* **WHAT IS NEEDED**: Gather all lines in the entries below that include the word "vous".

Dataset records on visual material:
☆ ☆ ☆ ☆

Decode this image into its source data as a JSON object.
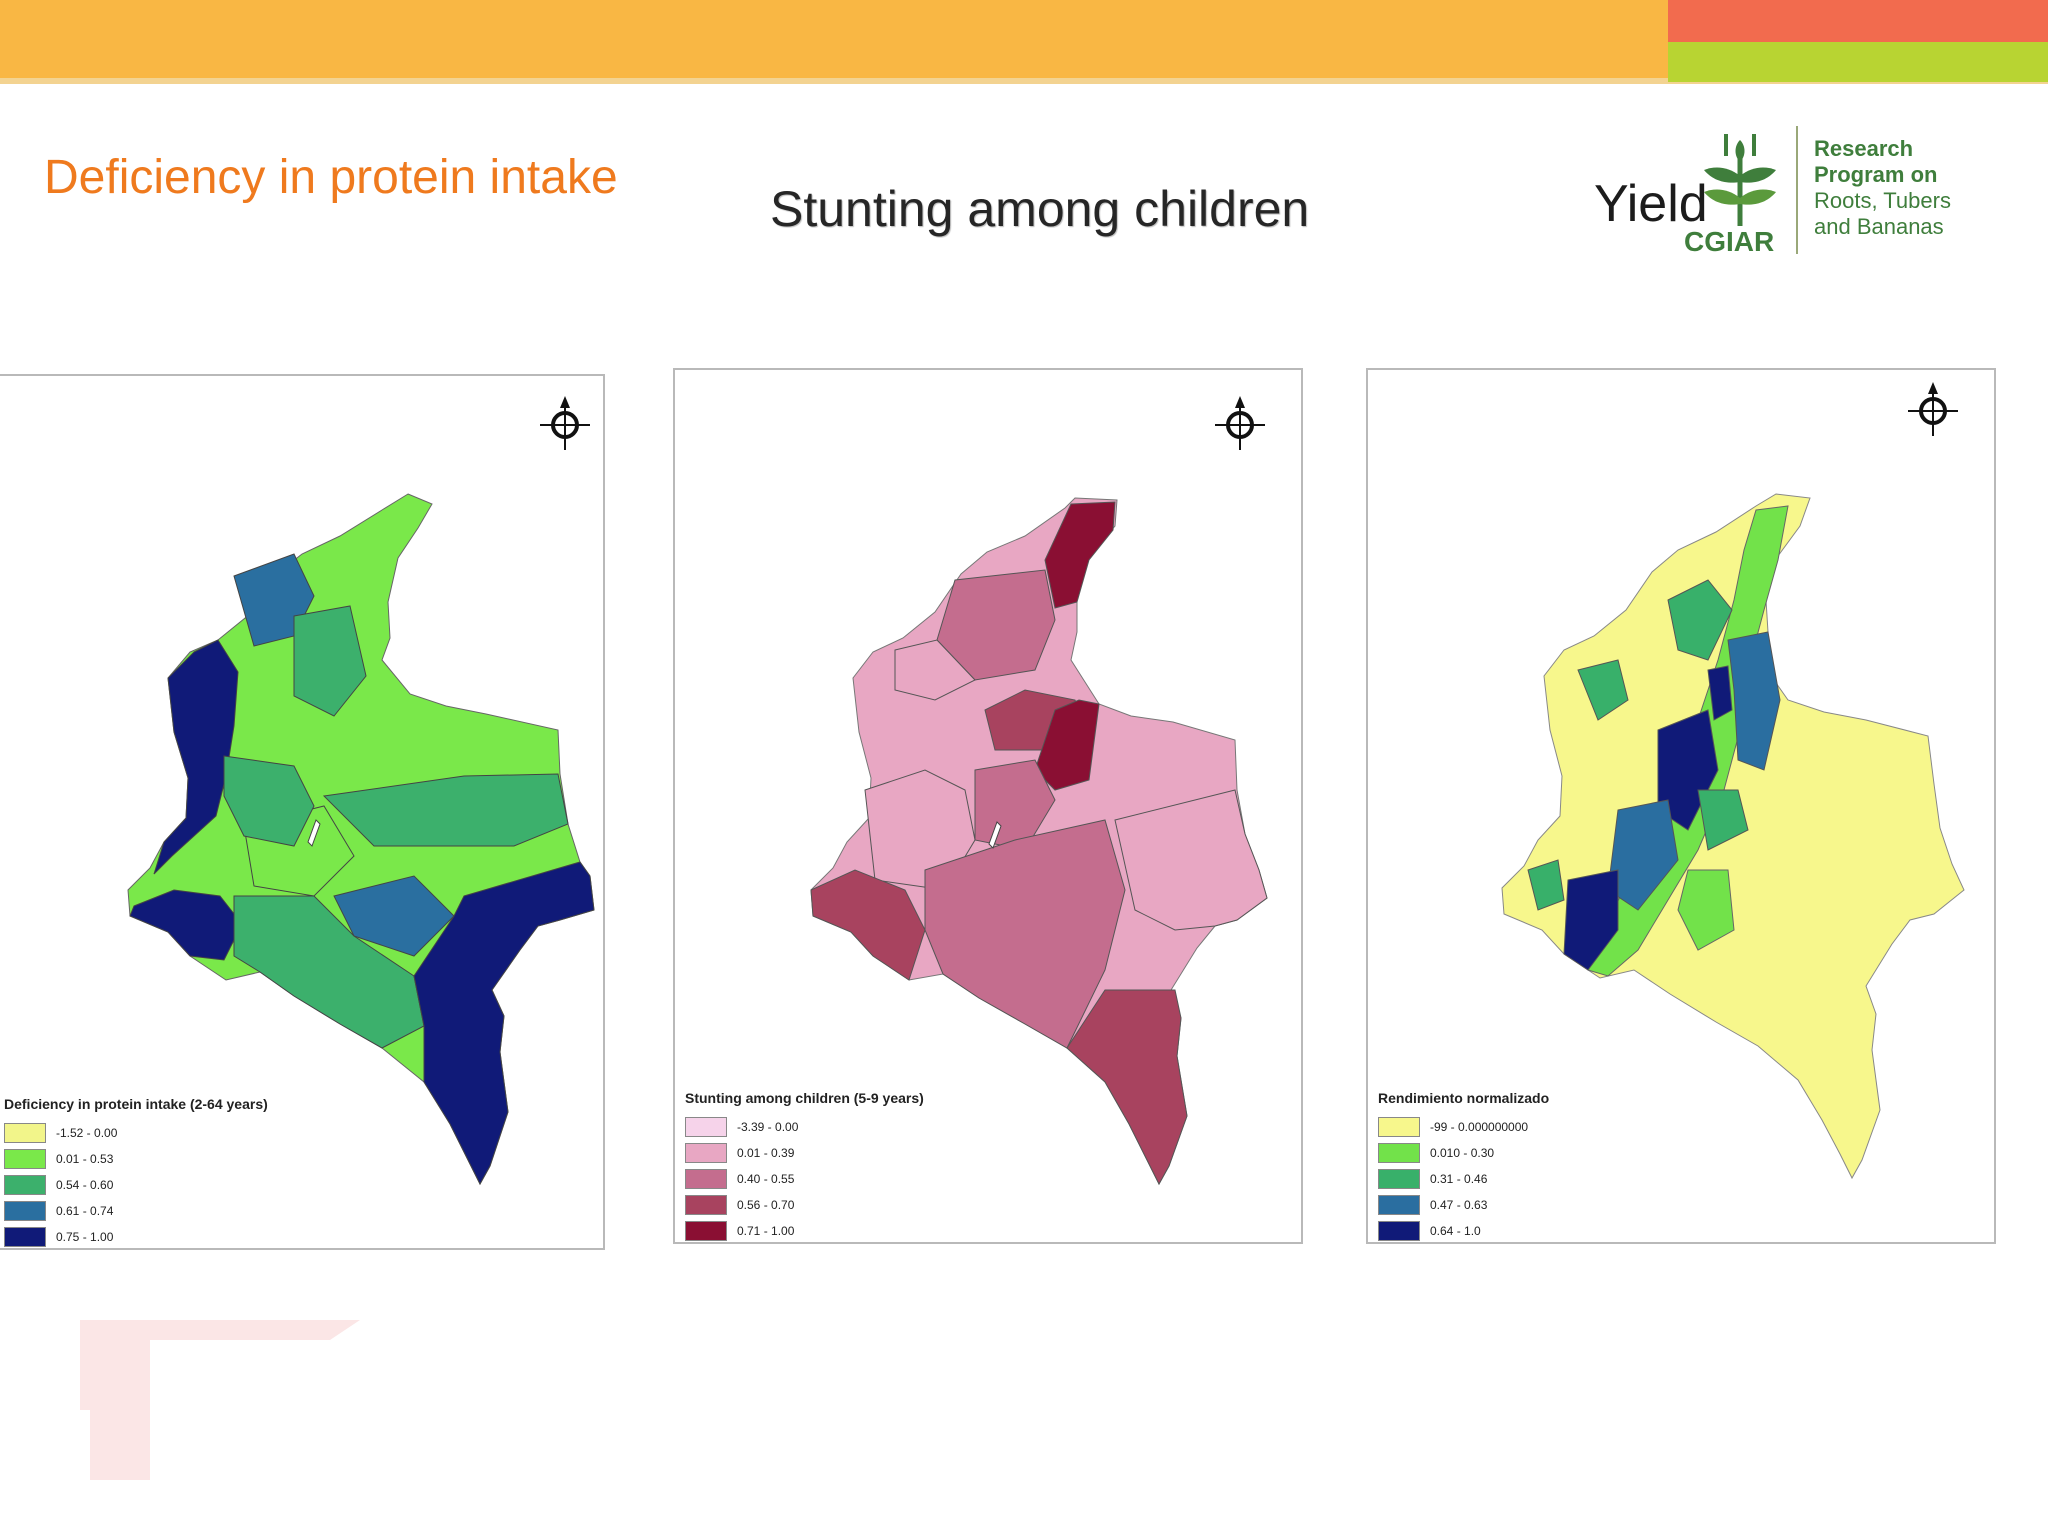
{
  "slide": {
    "heading": "Deficiency in protein intake",
    "title": "Stunting among children"
  },
  "logo": {
    "wordmark": "Yield",
    "org": "CGIAR",
    "text_lines": [
      "Research",
      "Program on",
      "Roots, Tubers",
      "and Bananas"
    ]
  },
  "maps": [
    {
      "legend_title": "Deficiency in protein intake (2-64 years)",
      "classes": [
        {
          "label": "-1.52 - 0.00",
          "color": "#f2f58a"
        },
        {
          "label": "0.01 - 0.53",
          "color": "#7ae84a"
        },
        {
          "label": "0.54 - 0.60",
          "color": "#3cb06c"
        },
        {
          "label": "0.61 - 0.74",
          "color": "#2a6fa0"
        },
        {
          "label": "0.75 - 1.00",
          "color": "#101a78"
        }
      ]
    },
    {
      "legend_title": "Stunting among children (5-9 years)",
      "classes": [
        {
          "label": "-3.39 - 0.00",
          "color": "#f6d3ea"
        },
        {
          "label": "0.01 - 0.39",
          "color": "#e8a7c3"
        },
        {
          "label": "0.40 - 0.55",
          "color": "#c46d8e"
        },
        {
          "label": "0.56 - 0.70",
          "color": "#a8435f"
        },
        {
          "label": "0.71 - 1.00",
          "color": "#8a0f33"
        }
      ]
    },
    {
      "legend_title": "Rendimiento normalizado",
      "classes": [
        {
          "label": "-99 - 0.000000000",
          "color": "#f7f78c"
        },
        {
          "label": "0.010 - 0.30",
          "color": "#72e24a"
        },
        {
          "label": "0.31 - 0.46",
          "color": "#38b06a"
        },
        {
          "label": "0.47 - 0.63",
          "color": "#2a6ea0"
        },
        {
          "label": "0.64 - 1.0",
          "color": "#101a78"
        }
      ]
    }
  ]
}
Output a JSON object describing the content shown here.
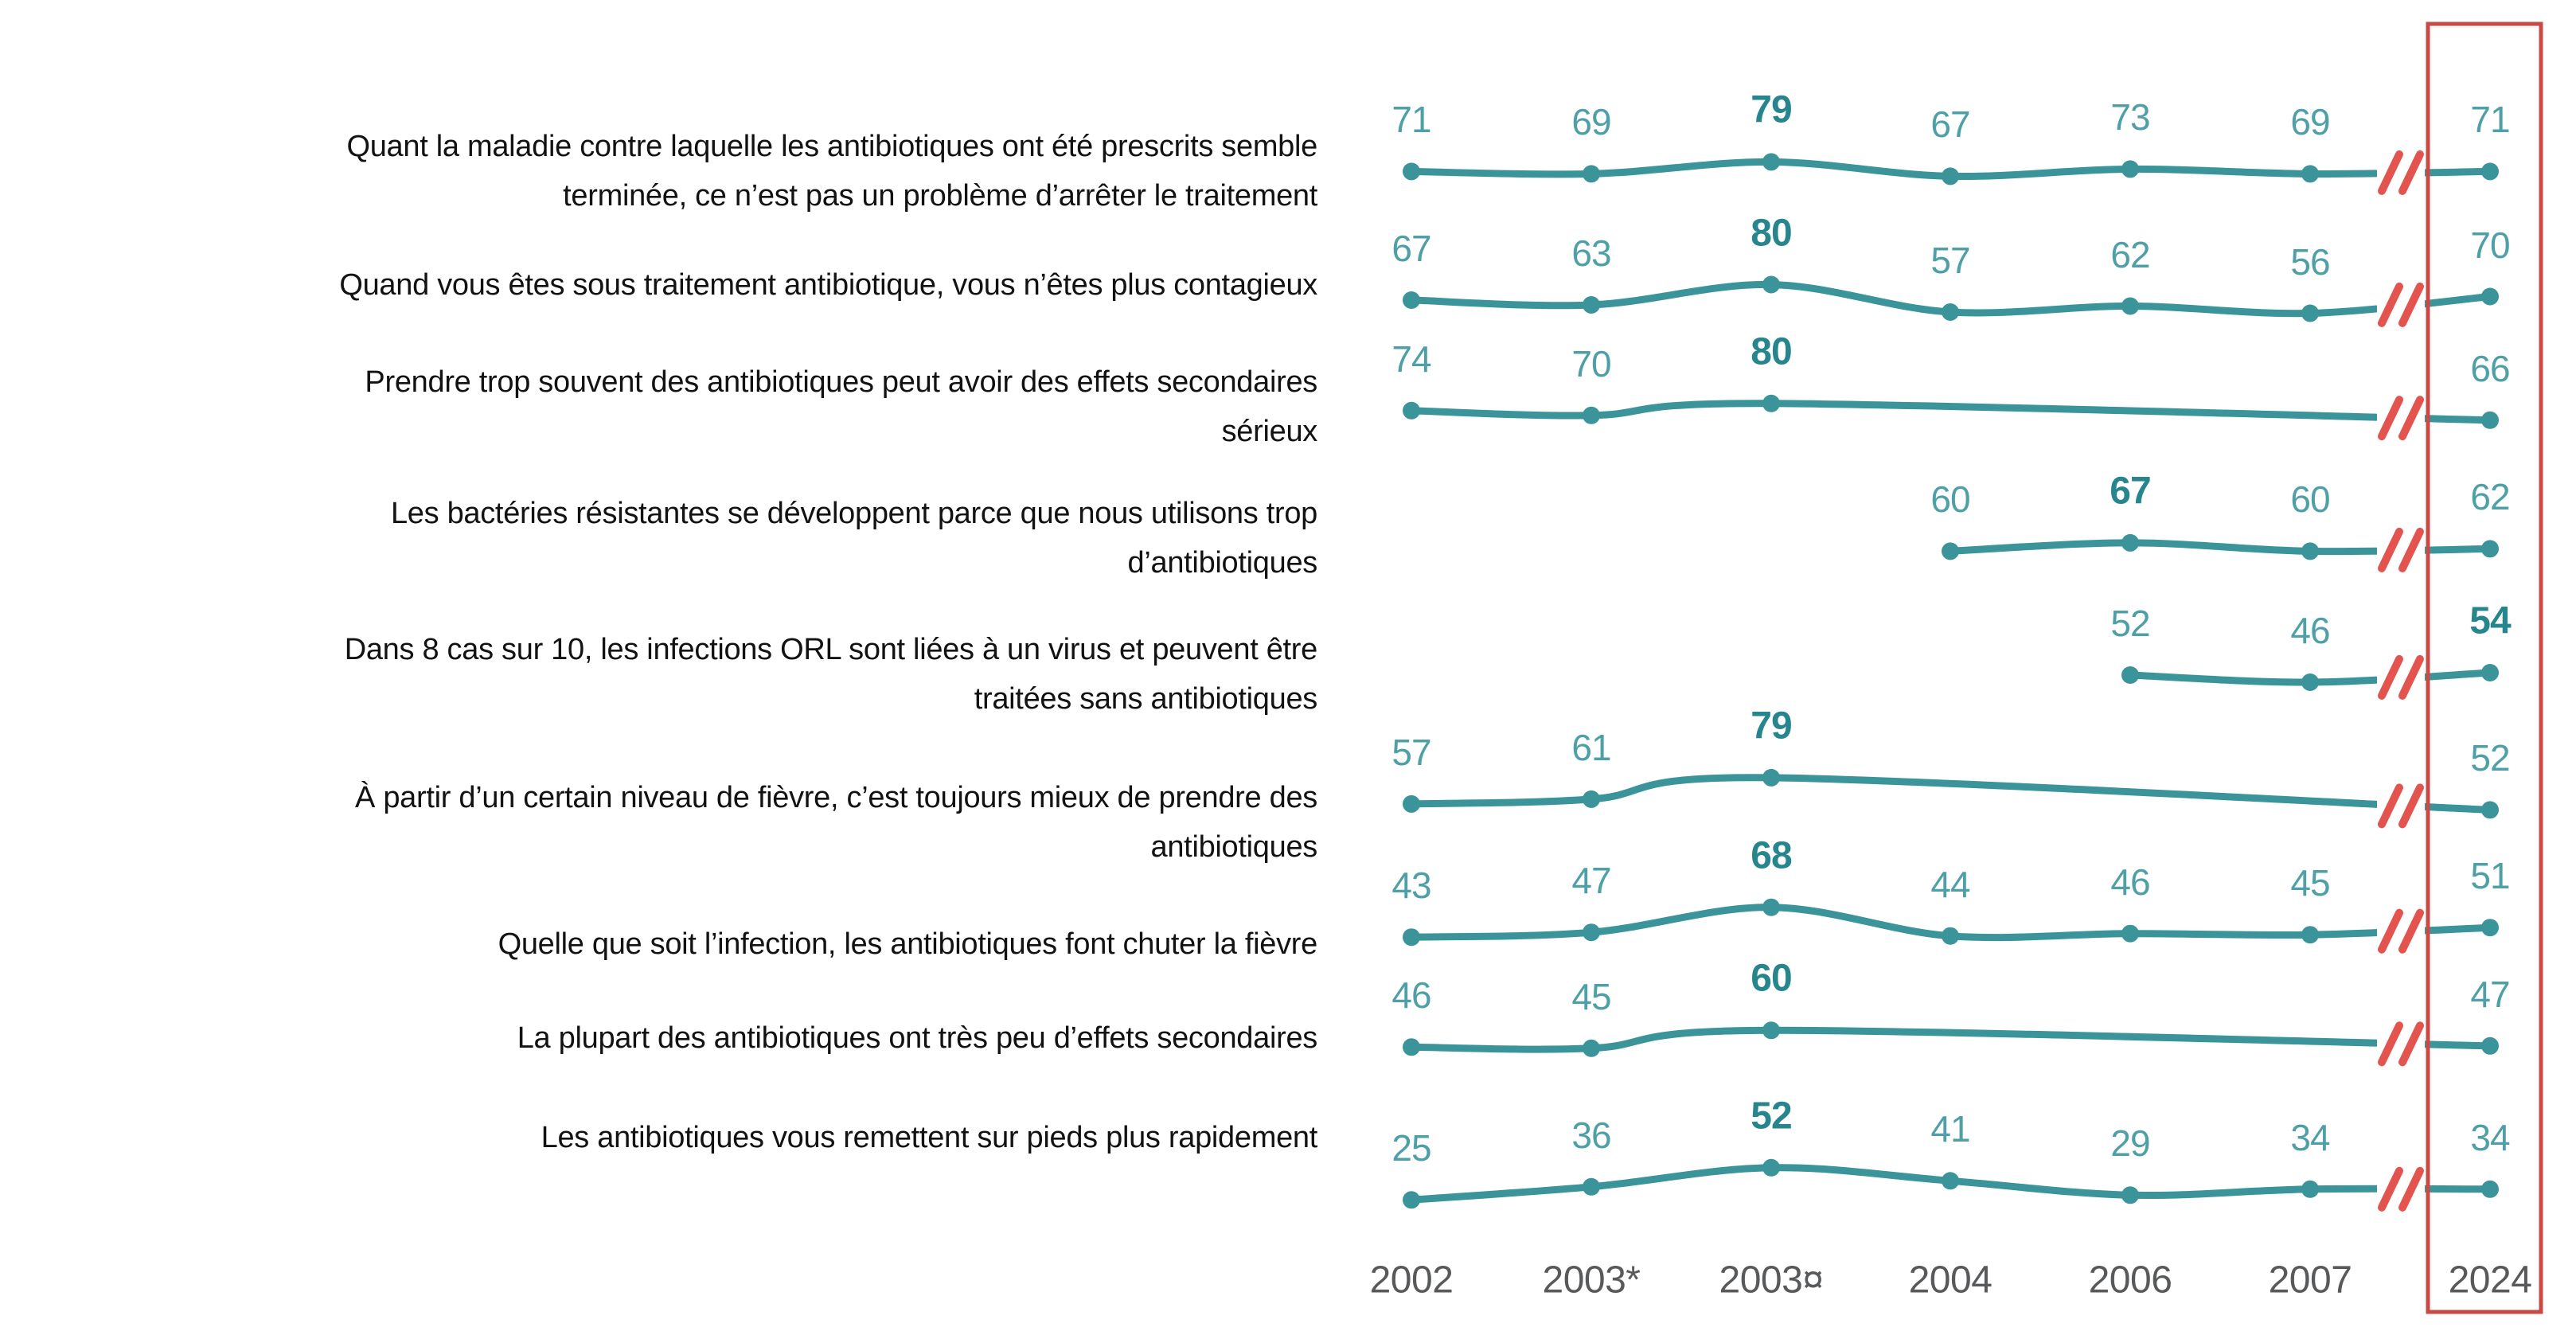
{
  "chart_data": {
    "type": "line",
    "x_labels": [
      "2002",
      "2003*",
      "2003¤",
      "2004",
      "2006",
      "2007",
      "2024"
    ],
    "x_axis_break": {
      "between": [
        "2007",
        "2024"
      ],
      "symbol": "//"
    },
    "highlight_column": "2024",
    "highlight_column_index": 6,
    "rows": [
      {
        "label": "Quant la maladie contre laquelle les antibiotiques ont été prescrits semble\nterminée, ce n’est pas un problème d’arrêter le traitement",
        "values": [
          71,
          69,
          79,
          67,
          73,
          69,
          71
        ],
        "bold_index": 2
      },
      {
        "label": "Quand vous êtes sous traitement antibiotique, vous n’êtes plus contagieux",
        "values": [
          67,
          63,
          80,
          57,
          62,
          56,
          70
        ],
        "bold_index": 2
      },
      {
        "label": "Prendre trop souvent des antibiotiques peut avoir des effets secondaires\nsérieux",
        "values": [
          74,
          70,
          80,
          null,
          null,
          null,
          66
        ],
        "bold_index": 2
      },
      {
        "label": "Les bactéries résistantes se développent parce que nous utilisons trop\nd’antibiotiques",
        "values": [
          null,
          null,
          null,
          60,
          67,
          60,
          62
        ],
        "bold_index": 4
      },
      {
        "label": "Dans 8 cas sur 10, les infections ORL sont liées à un virus et peuvent être\ntraitées sans antibiotiques",
        "values": [
          null,
          null,
          null,
          null,
          52,
          46,
          54
        ],
        "bold_index": 6
      },
      {
        "label": "À partir d’un certain niveau de fièvre, c’est toujours mieux de prendre des\nantibiotiques",
        "values": [
          57,
          61,
          79,
          null,
          null,
          null,
          52
        ],
        "bold_index": 2
      },
      {
        "label": "Quelle que soit l’infection, les antibiotiques font chuter la fièvre",
        "values": [
          43,
          47,
          68,
          44,
          46,
          45,
          51
        ],
        "bold_index": 2
      },
      {
        "label": "La plupart des antibiotiques ont très peu d’effets secondaires",
        "values": [
          46,
          45,
          60,
          null,
          null,
          null,
          47
        ],
        "bold_index": 2
      },
      {
        "label": "Les antibiotiques vous remettent sur pieds plus rapidement",
        "values": [
          25,
          36,
          52,
          41,
          29,
          34,
          34
        ],
        "bold_index": 2
      }
    ],
    "colors": {
      "line": "#3A949A",
      "value_label": "#4FA0A6",
      "value_label_bold": "#27858D",
      "axis_label": "#58595B",
      "break_mark": "#E3544F",
      "highlight_box": "#C94944"
    },
    "grid": false,
    "legend": false,
    "value_labels_shown": true
  }
}
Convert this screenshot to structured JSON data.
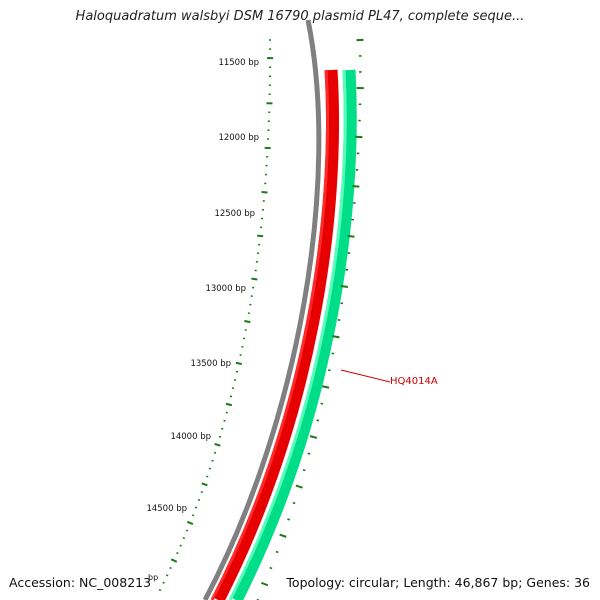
{
  "title": "Haloquadratum walsbyi DSM 16790 plasmid PL47, complete seque...",
  "accession": "Accession: NC_008213",
  "summary": "Topology: circular; Length: 46,867 bp; Genes: 36",
  "ruler": {
    "labels": [
      "11500 bp",
      "12000 bp",
      "12500 bp",
      "13000 bp",
      "13500 bp",
      "14000 bp",
      "14500 bp"
    ],
    "clipped_label": "bp"
  },
  "features": [
    {
      "label": "HQ4014A",
      "strand": "reverse",
      "color": "#dd0000"
    }
  ],
  "colors": {
    "backbone": "#888888",
    "reverse_track": "#ff0000",
    "forward_track": "#00ee99",
    "ticks": "#1a7a1a",
    "feature_label": "#cc0000"
  }
}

☆ ☆ ☆ ☆

* **OUTPUT FOR THIS EXERCISE**:
        "label": "Quand vous êtes sous traitement antibiotique, vous n’êtes plus contagieux",
        "label": "Les antibiotiques vous remettent sur pieds plus rapidement",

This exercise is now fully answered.